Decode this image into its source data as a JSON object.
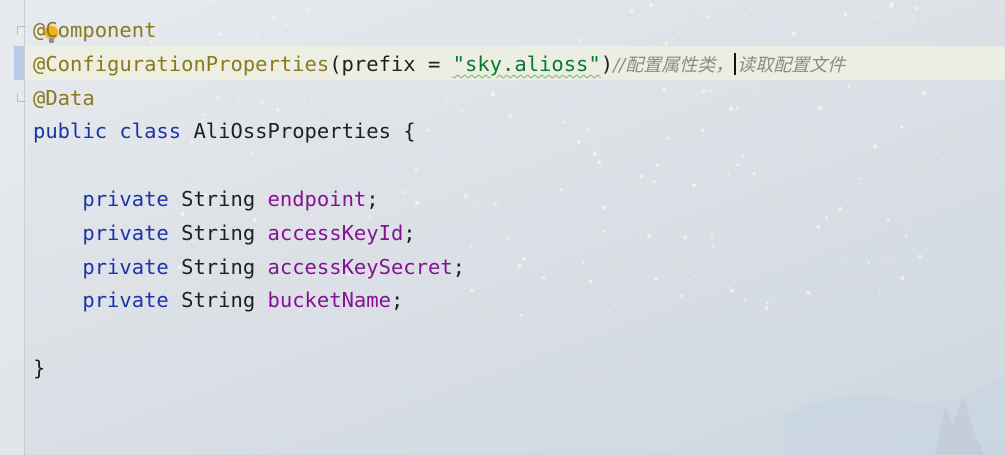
{
  "editor": {
    "lines": [
      {
        "tokens": [
          {
            "text": "@",
            "cls": "ann"
          },
          {
            "text": "Component",
            "cls": "ann"
          }
        ]
      },
      {
        "tokens": [
          {
            "text": "@ConfigurationProperties",
            "cls": "ann"
          },
          {
            "text": "(prefix = ",
            "cls": ""
          },
          {
            "text": "\"sky.alioss\"",
            "cls": "str"
          },
          {
            "text": ")",
            "cls": ""
          },
          {
            "text": "//配置属性类，",
            "cls": "comment"
          },
          {
            "text": "",
            "cls": "caret"
          },
          {
            "text": "读取配置文件",
            "cls": "comment"
          }
        ]
      },
      {
        "tokens": [
          {
            "text": "@Data",
            "cls": "ann"
          }
        ]
      },
      {
        "tokens": [
          {
            "text": "public",
            "cls": "kw"
          },
          {
            "text": " ",
            "cls": ""
          },
          {
            "text": "class",
            "cls": "kw"
          },
          {
            "text": " AliOssProperties {",
            "cls": ""
          }
        ]
      },
      {
        "tokens": []
      },
      {
        "tokens": [
          {
            "text": "    ",
            "cls": ""
          },
          {
            "text": "private",
            "cls": "kw"
          },
          {
            "text": " String ",
            "cls": ""
          },
          {
            "text": "endpoint",
            "cls": "field"
          },
          {
            "text": ";",
            "cls": ""
          }
        ]
      },
      {
        "tokens": [
          {
            "text": "    ",
            "cls": ""
          },
          {
            "text": "private",
            "cls": "kw"
          },
          {
            "text": " String ",
            "cls": ""
          },
          {
            "text": "accessKeyId",
            "cls": "field"
          },
          {
            "text": ";",
            "cls": ""
          }
        ]
      },
      {
        "tokens": [
          {
            "text": "    ",
            "cls": ""
          },
          {
            "text": "private",
            "cls": "kw"
          },
          {
            "text": " String ",
            "cls": ""
          },
          {
            "text": "accessKeySecret",
            "cls": "field"
          },
          {
            "text": ";",
            "cls": ""
          }
        ]
      },
      {
        "tokens": [
          {
            "text": "    ",
            "cls": ""
          },
          {
            "text": "private",
            "cls": "kw"
          },
          {
            "text": " String ",
            "cls": ""
          },
          {
            "text": "bucketName",
            "cls": "field"
          },
          {
            "text": ";",
            "cls": ""
          }
        ]
      },
      {
        "tokens": []
      },
      {
        "tokens": [
          {
            "text": "}",
            "cls": ""
          }
        ]
      }
    ]
  },
  "icons": {
    "intention_bulb": "lightbulb-icon",
    "fold_start": "fold-start-icon",
    "fold_end": "fold-end-icon"
  },
  "colors": {
    "annotation": "#8a7a1e",
    "keyword": "#1b35a8",
    "field": "#871094",
    "string": "#087a2b",
    "comment": "#8a8a8a"
  }
}
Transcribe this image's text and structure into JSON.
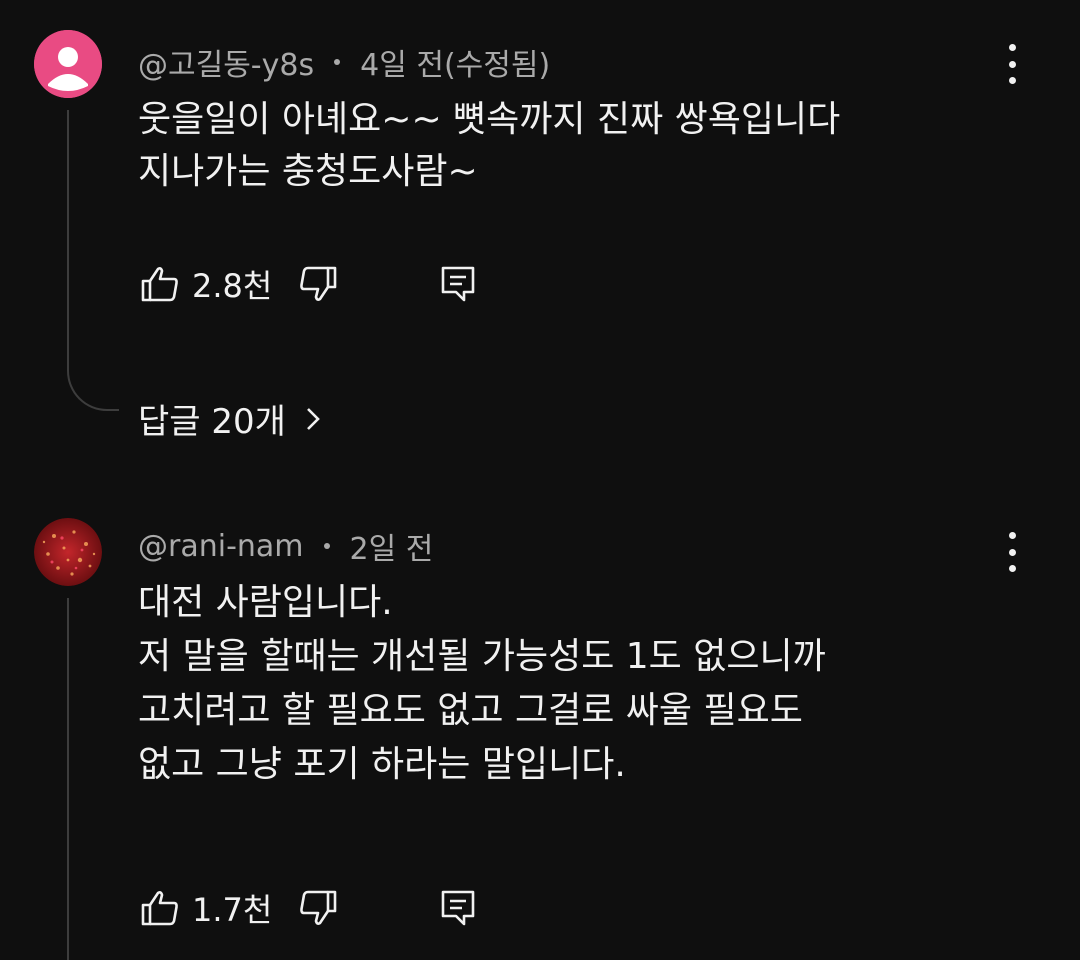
{
  "comments": [
    {
      "author": "@고길동-y8s",
      "time": "4일 전",
      "edited": "(수정됨)",
      "lines": [
        "웃을일이 아녜요~~ 뼛속까지 진짜 쌍욕입니다",
        "지나가는 충청도사람~"
      ],
      "likes": "2.8천",
      "replies_label": "답글 20개",
      "avatar_color": "#e94b83"
    },
    {
      "author": "@rani-nam",
      "time": "2일 전",
      "lines": [
        "대전 사람입니다.",
        "저 말을 할때는 개선될 가능성도 1도 없으니까",
        "고치려고 할 필요도 없고 그걸로 싸울 필요도",
        "없고 그냥 포기 하라는 말입니다."
      ],
      "likes": "1.7천",
      "avatar_color": "#8b0f14"
    }
  ],
  "icons": {
    "like": "thumbs-up-icon",
    "dislike": "thumbs-down-icon",
    "reply": "reply-icon",
    "more": "more-vert-icon",
    "chevron": "chevron-right-icon"
  },
  "colors": {
    "background": "#0f0f0f",
    "text": "#f1f1f1",
    "meta": "#aaaaaa"
  }
}
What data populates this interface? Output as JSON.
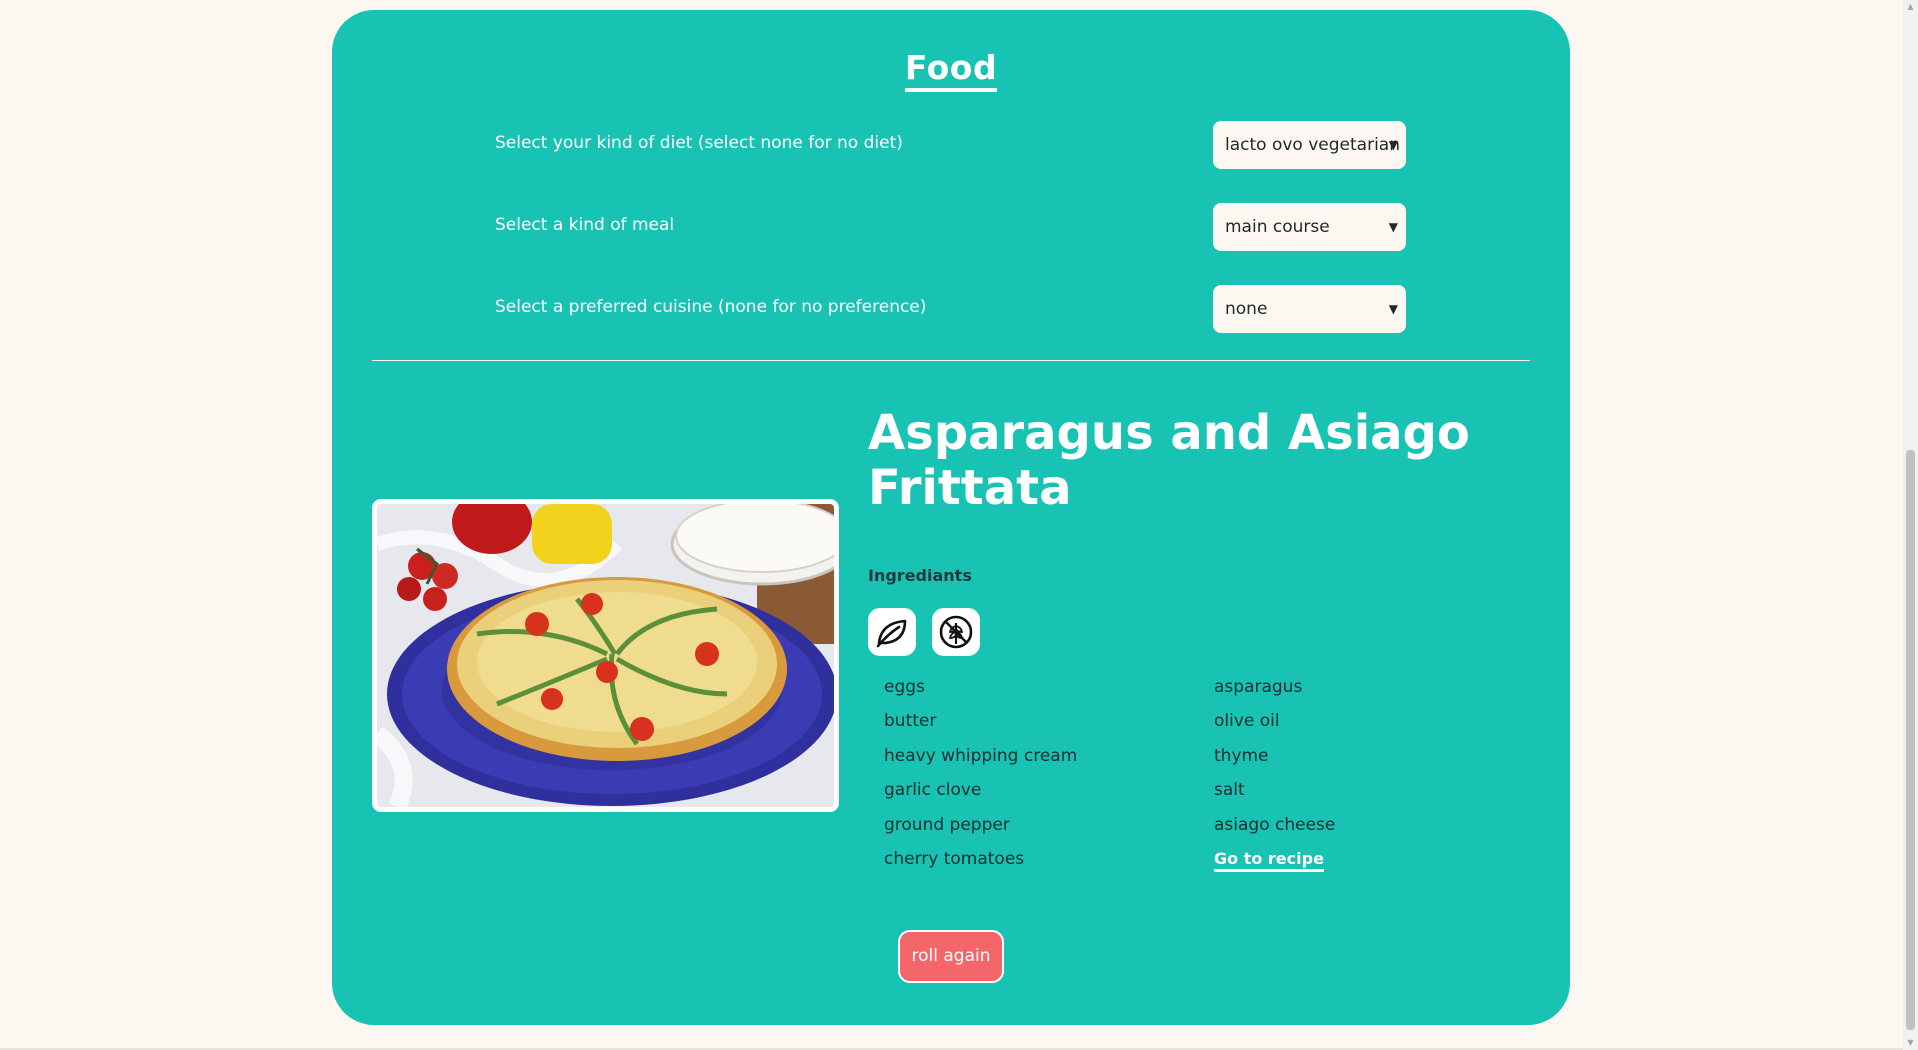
{
  "section": {
    "title": "Food"
  },
  "filters": [
    {
      "label": "Select your kind of diet (select none for no diet)",
      "value": "lacto ovo vegetarian"
    },
    {
      "label": "Select a kind of meal",
      "value": "main course"
    },
    {
      "label": "Select a preferred cuisine (none for no preference)",
      "value": "none"
    }
  ],
  "recipe": {
    "title": "Asparagus and Asiago Frittata",
    "ingredients_heading": "Ingrediants",
    "diet_icons": [
      "leaf-icon",
      "gluten-free-icon"
    ],
    "ingredients_left": [
      "eggs",
      "butter",
      "heavy whipping cream",
      "garlic clove",
      "ground pepper",
      "cherry tomatoes"
    ],
    "ingredients_right": [
      "asparagus",
      "olive oil",
      "thyme",
      "salt",
      "asiago cheese"
    ],
    "link_label": "Go to recipe"
  },
  "actions": {
    "roll_label": "roll again"
  },
  "colors": {
    "card": "#19c3b4",
    "background": "#fcf7f0",
    "button": "#f5666b"
  }
}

**Set problem**
Ignore the images and quote every line of the listing exactly.

**Output for this task**
Decode this image into its source data as a JSON object.
{
  "editor": {
    "lines": [
      {
        "tokens": [
          {
            "text": "@",
            "cls": "ann"
          },
          {
            "text": "Component",
            "cls": "ann"
          }
        ]
      },
      {
        "tokens": [
          {
            "text": "@ConfigurationProperties",
            "cls": "ann"
          },
          {
            "text": "(prefix = ",
            "cls": ""
          },
          {
            "text": "\"sky.alioss\"",
            "cls": "str"
          },
          {
            "text": ")",
            "cls": ""
          },
          {
            "text": "//配置属性类，",
            "cls": "comment"
          },
          {
            "text": "",
            "cls": "caret"
          },
          {
            "text": "读取配置文件",
            "cls": "comment"
          }
        ]
      },
      {
        "tokens": [
          {
            "text": "@Data",
            "cls": "ann"
          }
        ]
      },
      {
        "tokens": [
          {
            "text": "public",
            "cls": "kw"
          },
          {
            "text": " ",
            "cls": ""
          },
          {
            "text": "class",
            "cls": "kw"
          },
          {
            "text": " AliOssProperties {",
            "cls": ""
          }
        ]
      },
      {
        "tokens": []
      },
      {
        "tokens": [
          {
            "text": "    ",
            "cls": ""
          },
          {
            "text": "private",
            "cls": "kw"
          },
          {
            "text": " String ",
            "cls": ""
          },
          {
            "text": "endpoint",
            "cls": "field"
          },
          {
            "text": ";",
            "cls": ""
          }
        ]
      },
      {
        "tokens": [
          {
            "text": "    ",
            "cls": ""
          },
          {
            "text": "private",
            "cls": "kw"
          },
          {
            "text": " String ",
            "cls": ""
          },
          {
            "text": "accessKeyId",
            "cls": "field"
          },
          {
            "text": ";",
            "cls": ""
          }
        ]
      },
      {
        "tokens": [
          {
            "text": "    ",
            "cls": ""
          },
          {
            "text": "private",
            "cls": "kw"
          },
          {
            "text": " String ",
            "cls": ""
          },
          {
            "text": "accessKeySecret",
            "cls": "field"
          },
          {
            "text": ";",
            "cls": ""
          }
        ]
      },
      {
        "tokens": [
          {
            "text": "    ",
            "cls": ""
          },
          {
            "text": "private",
            "cls": "kw"
          },
          {
            "text": " String ",
            "cls": ""
          },
          {
            "text": "bucketName",
            "cls": "field"
          },
          {
            "text": ";",
            "cls": ""
          }
        ]
      },
      {
        "tokens": []
      },
      {
        "tokens": [
          {
            "text": "}",
            "cls": ""
          }
        ]
      }
    ]
  },
  "icons": {
    "intention_bulb": "lightbulb-icon",
    "fold_start": "fold-start-icon",
    "fold_end": "fold-end-icon"
  },
  "colors": {
    "annotation": "#8a7a1e",
    "keyword": "#1b35a8",
    "field": "#871094",
    "string": "#087a2b",
    "comment": "#8a8a8a"
  }
}
Transcribe this image's text and structure into JSON.
{
  "comments": [
    {
      "author": "@고길동-y8s",
      "time": "4일 전",
      "edited": "(수정됨)",
      "lines": [
        "웃을일이 아녜요~~ 뼛속까지 진짜 쌍욕입니다",
        "지나가는 충청도사람~"
      ],
      "likes": "2.8천",
      "replies_label": "답글 20개",
      "avatar_color": "#e94b83"
    },
    {
      "author": "@rani-nam",
      "time": "2일 전",
      "lines": [
        "대전 사람입니다.",
        "저 말을 할때는 개선될 가능성도 1도 없으니까",
        "고치려고 할 필요도 없고 그걸로 싸울 필요도",
        "없고 그냥 포기 하라는 말입니다."
      ],
      "likes": "1.7천",
      "avatar_color": "#8b0f14"
    }
  ],
  "icons": {
    "like": "thumbs-up-icon",
    "dislike": "thumbs-down-icon",
    "reply": "reply-icon",
    "more": "more-vert-icon",
    "chevron": "chevron-right-icon"
  },
  "colors": {
    "background": "#0f0f0f",
    "text": "#f1f1f1",
    "meta": "#aaaaaa"
  }
}
What data populates this interface? Output as JSON.
{
  "section": {
    "title": "Food"
  },
  "filters": [
    {
      "label": "Select your kind of diet (select none for no diet)",
      "value": "lacto ovo vegetarian"
    },
    {
      "label": "Select a kind of meal",
      "value": "main course"
    },
    {
      "label": "Select a preferred cuisine (none for no preference)",
      "value": "none"
    }
  ],
  "recipe": {
    "title": "Asparagus and Asiago Frittata",
    "ingredients_heading": "Ingrediants",
    "diet_icons": [
      "leaf-icon",
      "gluten-free-icon"
    ],
    "ingredients_left": [
      "eggs",
      "butter",
      "heavy whipping cream",
      "garlic clove",
      "ground pepper",
      "cherry tomatoes"
    ],
    "ingredients_right": [
      "asparagus",
      "olive oil",
      "thyme",
      "salt",
      "asiago cheese"
    ],
    "link_label": "Go to recipe"
  },
  "actions": {
    "roll_label": "roll again"
  },
  "colors": {
    "card": "#19c3b4",
    "background": "#fcf7f0",
    "button": "#f5666b"
  }
}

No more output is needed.